■ WRITTEN EXERCISE:
Gather the lines from the material that contain "remaining".

--- begin RECORDS SUPPLIED ---

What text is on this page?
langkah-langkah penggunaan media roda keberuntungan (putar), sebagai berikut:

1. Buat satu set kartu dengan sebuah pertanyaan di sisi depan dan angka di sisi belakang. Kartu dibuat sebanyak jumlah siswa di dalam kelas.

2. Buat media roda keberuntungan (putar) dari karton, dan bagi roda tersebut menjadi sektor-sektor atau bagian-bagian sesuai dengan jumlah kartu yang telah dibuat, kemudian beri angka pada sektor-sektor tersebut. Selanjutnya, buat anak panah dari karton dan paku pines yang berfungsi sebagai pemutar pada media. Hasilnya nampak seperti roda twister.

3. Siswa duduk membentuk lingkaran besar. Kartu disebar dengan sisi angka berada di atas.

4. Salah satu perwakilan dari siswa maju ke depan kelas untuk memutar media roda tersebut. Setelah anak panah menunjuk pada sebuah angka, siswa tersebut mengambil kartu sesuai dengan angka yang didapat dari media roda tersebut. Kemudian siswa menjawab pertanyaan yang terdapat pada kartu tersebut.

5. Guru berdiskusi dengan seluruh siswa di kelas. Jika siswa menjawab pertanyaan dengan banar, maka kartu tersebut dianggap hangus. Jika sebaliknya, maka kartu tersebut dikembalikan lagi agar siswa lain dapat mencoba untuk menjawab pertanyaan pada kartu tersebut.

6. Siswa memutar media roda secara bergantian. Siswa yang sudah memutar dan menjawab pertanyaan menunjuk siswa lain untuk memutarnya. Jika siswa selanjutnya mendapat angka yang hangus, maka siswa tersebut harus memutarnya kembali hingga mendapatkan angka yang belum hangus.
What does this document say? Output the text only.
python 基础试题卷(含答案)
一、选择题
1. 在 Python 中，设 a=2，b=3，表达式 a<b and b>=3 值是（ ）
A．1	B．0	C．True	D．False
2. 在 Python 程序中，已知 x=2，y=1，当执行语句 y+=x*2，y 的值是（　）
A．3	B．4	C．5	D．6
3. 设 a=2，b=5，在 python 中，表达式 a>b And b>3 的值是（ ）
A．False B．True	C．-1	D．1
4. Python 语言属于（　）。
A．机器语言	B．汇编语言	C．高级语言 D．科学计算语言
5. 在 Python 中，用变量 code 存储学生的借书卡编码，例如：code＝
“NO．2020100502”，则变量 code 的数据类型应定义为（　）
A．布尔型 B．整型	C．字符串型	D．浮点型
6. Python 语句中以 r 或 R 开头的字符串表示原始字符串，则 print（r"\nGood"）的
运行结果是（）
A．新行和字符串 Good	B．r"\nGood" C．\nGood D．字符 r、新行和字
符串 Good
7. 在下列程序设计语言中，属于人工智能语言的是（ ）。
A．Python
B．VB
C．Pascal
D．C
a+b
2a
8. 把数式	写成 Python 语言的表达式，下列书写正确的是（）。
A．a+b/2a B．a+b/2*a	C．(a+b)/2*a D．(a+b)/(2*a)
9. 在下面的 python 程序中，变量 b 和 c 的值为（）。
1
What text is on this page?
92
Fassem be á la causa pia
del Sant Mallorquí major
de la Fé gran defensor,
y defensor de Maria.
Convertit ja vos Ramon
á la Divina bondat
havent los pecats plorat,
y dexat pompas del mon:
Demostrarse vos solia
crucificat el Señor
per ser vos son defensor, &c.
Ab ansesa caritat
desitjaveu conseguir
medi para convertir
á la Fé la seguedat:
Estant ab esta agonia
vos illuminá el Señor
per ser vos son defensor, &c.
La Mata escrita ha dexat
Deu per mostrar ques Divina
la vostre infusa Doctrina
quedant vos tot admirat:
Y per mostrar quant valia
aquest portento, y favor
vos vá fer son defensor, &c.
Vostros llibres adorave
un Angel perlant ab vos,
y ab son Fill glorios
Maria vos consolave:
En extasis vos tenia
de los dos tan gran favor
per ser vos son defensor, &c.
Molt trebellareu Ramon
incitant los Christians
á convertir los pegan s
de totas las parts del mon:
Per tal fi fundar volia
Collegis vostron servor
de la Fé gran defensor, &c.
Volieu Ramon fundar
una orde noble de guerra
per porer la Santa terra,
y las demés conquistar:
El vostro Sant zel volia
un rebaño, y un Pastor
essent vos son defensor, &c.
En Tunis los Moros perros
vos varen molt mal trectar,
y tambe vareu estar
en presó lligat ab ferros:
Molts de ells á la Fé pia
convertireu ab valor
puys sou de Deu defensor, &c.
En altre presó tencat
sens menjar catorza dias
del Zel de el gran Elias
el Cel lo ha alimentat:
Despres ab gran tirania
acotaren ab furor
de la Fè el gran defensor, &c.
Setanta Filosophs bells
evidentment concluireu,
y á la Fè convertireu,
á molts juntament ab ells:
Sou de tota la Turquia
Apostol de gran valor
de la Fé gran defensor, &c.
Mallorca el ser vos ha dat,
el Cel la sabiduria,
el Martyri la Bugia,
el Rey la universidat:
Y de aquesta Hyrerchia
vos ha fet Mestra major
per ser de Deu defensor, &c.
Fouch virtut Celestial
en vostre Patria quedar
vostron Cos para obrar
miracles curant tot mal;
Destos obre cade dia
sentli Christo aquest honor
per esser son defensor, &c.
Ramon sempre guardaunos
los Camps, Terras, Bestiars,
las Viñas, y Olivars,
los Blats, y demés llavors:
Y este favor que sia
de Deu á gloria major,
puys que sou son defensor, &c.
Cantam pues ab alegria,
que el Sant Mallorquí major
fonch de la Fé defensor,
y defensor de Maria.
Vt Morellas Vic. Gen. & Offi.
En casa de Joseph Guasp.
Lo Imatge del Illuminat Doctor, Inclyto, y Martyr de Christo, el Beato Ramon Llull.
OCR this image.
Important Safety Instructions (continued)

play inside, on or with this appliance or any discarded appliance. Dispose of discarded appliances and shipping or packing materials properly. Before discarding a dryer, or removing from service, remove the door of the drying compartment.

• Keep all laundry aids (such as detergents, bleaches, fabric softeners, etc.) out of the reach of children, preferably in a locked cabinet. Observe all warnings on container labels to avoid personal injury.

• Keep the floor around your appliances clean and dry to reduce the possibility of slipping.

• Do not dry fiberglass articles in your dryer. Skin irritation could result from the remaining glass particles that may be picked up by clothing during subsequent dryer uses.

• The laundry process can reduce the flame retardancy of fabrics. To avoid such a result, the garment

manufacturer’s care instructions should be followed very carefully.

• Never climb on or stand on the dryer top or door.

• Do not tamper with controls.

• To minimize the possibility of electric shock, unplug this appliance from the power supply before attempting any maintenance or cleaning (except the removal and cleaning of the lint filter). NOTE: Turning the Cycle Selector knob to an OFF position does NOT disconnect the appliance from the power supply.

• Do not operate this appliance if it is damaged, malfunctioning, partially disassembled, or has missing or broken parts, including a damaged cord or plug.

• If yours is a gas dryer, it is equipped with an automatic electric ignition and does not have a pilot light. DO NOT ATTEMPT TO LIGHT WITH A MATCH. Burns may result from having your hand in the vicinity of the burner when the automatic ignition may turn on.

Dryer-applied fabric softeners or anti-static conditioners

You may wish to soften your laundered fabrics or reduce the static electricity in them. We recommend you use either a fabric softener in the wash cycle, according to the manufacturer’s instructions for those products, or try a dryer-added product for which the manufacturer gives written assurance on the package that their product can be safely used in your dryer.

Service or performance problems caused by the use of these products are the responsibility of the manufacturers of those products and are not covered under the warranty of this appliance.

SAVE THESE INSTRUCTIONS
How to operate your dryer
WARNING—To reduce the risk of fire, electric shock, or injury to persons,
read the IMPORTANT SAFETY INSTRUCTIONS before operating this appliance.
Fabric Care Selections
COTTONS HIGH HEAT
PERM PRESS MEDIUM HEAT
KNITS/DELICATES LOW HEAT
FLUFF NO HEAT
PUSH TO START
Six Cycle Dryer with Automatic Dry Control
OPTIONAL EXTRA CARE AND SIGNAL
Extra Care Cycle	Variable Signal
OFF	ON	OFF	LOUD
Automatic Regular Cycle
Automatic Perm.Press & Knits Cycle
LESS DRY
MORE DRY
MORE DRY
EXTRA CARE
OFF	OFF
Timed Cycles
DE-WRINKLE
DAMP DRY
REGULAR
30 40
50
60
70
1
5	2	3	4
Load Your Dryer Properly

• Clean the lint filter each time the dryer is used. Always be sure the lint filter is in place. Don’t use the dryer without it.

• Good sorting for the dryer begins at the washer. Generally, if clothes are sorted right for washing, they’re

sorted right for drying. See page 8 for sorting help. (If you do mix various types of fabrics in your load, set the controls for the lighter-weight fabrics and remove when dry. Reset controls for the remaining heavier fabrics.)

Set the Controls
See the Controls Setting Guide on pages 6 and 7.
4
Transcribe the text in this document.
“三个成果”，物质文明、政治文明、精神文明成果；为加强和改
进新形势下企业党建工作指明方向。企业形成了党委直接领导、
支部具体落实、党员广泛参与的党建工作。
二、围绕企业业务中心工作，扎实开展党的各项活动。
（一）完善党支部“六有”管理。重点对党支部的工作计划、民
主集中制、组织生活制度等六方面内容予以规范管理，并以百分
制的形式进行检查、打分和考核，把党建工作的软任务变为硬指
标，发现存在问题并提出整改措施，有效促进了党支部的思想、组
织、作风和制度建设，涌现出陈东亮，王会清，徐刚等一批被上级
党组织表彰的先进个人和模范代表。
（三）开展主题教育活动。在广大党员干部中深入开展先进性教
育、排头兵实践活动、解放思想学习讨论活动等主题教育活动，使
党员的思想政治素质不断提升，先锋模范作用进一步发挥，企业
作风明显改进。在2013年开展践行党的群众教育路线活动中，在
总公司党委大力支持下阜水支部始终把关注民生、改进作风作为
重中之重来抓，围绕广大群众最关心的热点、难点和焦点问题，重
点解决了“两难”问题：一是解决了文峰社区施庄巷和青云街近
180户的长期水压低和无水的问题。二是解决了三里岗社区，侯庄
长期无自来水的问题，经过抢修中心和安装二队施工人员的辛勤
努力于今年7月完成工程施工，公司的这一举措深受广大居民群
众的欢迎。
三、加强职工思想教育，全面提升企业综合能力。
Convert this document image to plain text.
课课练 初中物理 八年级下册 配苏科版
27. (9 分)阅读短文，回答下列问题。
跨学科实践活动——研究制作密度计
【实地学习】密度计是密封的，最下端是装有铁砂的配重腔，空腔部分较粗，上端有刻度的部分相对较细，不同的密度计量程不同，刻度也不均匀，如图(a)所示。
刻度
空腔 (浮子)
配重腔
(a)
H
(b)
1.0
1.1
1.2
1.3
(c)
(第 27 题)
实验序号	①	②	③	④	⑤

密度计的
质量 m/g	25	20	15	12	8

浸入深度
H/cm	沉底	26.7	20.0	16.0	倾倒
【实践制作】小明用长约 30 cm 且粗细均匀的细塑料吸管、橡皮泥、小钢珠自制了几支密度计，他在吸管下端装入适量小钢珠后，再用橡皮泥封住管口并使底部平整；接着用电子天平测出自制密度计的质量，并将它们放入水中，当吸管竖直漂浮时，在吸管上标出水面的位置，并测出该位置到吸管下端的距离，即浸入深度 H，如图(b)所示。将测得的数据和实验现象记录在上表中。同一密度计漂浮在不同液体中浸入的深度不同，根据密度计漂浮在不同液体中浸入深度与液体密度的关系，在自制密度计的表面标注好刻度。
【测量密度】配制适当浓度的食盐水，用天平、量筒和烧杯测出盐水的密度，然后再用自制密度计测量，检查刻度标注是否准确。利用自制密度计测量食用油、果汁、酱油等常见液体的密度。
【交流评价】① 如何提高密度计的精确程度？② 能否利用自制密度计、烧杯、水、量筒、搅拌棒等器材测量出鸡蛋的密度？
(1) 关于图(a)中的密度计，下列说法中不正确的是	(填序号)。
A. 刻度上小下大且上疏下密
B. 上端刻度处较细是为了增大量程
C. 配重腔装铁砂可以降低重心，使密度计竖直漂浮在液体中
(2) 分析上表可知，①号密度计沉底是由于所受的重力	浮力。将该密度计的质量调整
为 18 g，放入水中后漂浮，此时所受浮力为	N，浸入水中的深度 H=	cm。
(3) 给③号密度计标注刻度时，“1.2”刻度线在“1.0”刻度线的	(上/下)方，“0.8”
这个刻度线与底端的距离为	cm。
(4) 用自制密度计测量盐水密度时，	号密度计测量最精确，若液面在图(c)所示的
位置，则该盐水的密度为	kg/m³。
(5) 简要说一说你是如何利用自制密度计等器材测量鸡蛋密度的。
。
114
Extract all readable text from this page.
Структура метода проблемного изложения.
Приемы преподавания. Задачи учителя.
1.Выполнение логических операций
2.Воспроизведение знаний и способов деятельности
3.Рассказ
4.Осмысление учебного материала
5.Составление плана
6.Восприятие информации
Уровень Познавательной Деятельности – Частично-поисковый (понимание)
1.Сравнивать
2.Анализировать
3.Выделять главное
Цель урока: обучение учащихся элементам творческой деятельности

--- end RECORDS SUPPLIED ---

■ OUTPUT OF THE TASK:
• Do not dry fiberglass articles in your dryer. Skin irritation could result from the remaining glass particles that may be picked up by clothing during subsequent dryer uses.
sorted right for drying. See page 8 for sorting help. (If you do mix various types of fabrics in your load, set the controls for the lighter-weight fabrics and remove when dry. Reset controls for the remaining heavier fabrics.)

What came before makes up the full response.